Instructions to follow: Reply with the count of lines holding "کیسی", nothing more.

Records for processing:
** Begin **

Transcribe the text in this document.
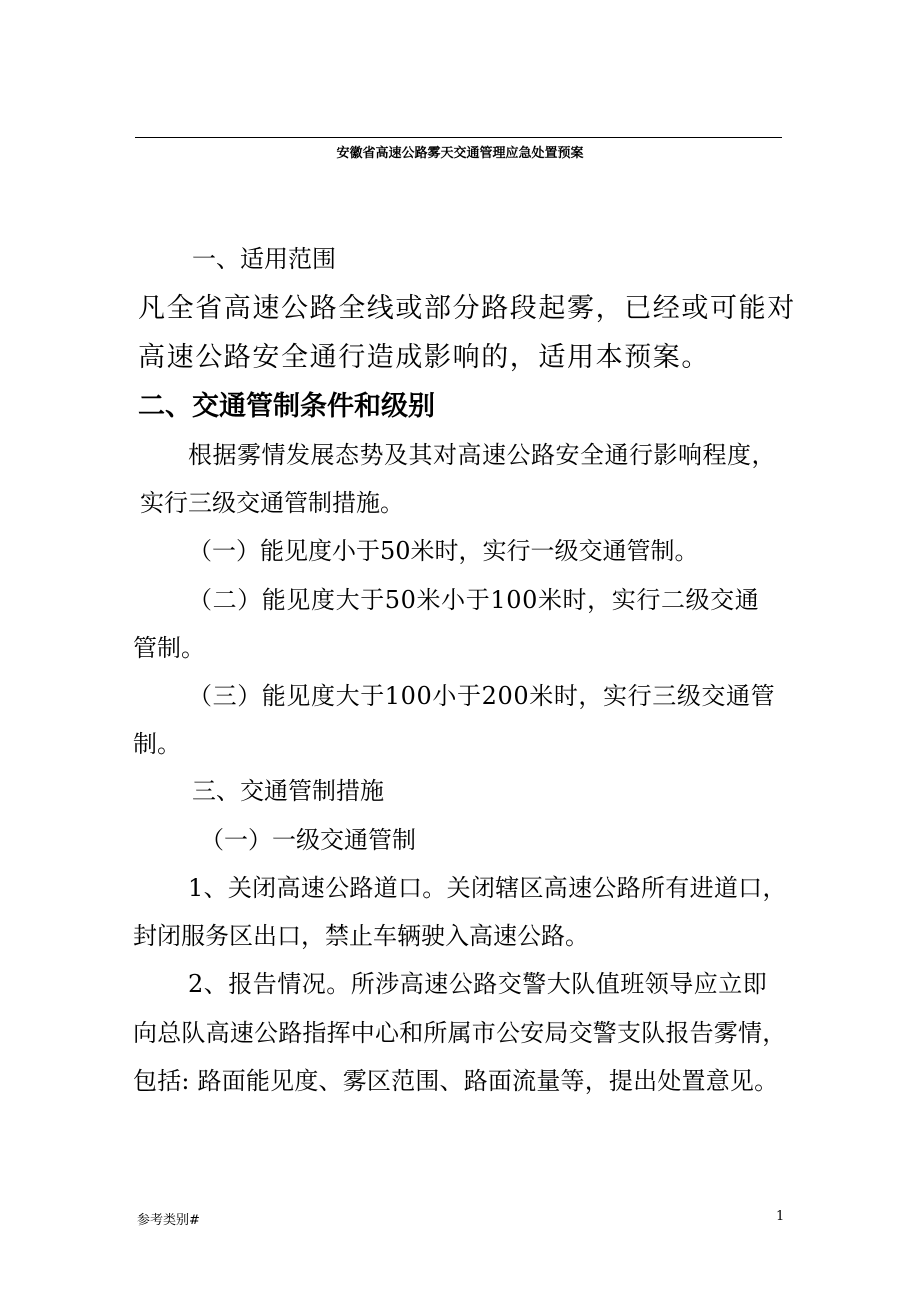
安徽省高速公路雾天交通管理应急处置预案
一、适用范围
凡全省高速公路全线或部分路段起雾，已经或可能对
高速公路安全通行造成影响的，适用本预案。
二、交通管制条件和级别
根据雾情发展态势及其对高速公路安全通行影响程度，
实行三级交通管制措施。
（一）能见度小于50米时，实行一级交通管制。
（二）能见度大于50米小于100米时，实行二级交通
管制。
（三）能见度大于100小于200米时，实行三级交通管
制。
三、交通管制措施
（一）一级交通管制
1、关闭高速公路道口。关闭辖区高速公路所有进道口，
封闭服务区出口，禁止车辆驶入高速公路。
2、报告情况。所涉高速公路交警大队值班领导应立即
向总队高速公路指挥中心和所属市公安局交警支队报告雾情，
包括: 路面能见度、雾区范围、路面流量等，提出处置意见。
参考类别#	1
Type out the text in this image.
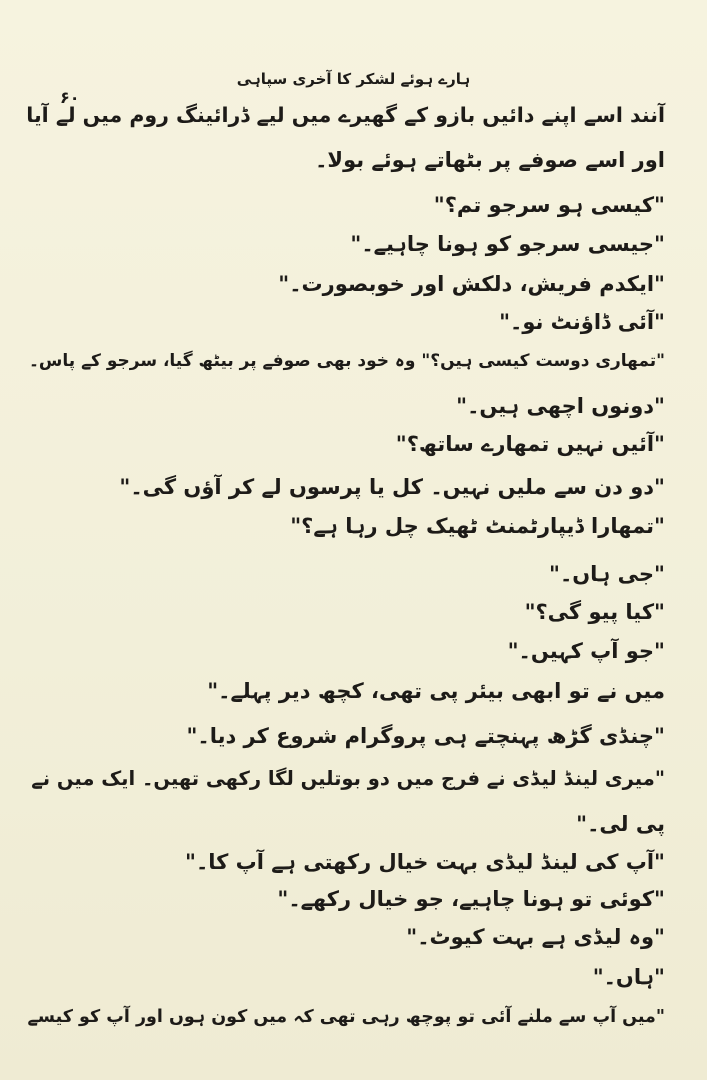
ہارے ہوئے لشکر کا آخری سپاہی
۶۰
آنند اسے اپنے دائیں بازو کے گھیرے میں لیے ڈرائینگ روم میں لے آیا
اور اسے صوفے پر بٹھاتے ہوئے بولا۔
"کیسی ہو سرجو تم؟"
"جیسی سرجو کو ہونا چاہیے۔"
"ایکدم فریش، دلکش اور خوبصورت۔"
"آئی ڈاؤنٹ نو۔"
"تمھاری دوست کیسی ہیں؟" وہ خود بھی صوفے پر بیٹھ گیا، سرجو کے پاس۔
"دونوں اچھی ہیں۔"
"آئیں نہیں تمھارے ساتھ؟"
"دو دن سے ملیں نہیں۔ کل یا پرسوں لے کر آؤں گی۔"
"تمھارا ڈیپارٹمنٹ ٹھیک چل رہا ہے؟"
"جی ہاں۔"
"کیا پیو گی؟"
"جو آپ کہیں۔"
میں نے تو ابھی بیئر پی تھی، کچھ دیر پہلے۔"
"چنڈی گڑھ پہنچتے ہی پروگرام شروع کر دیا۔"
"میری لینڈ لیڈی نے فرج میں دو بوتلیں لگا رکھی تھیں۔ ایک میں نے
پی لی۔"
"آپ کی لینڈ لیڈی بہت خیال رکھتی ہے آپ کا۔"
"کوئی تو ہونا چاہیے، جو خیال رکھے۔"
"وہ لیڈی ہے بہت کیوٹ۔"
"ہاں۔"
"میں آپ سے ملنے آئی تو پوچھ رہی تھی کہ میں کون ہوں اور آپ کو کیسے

** End **

Complete response: 2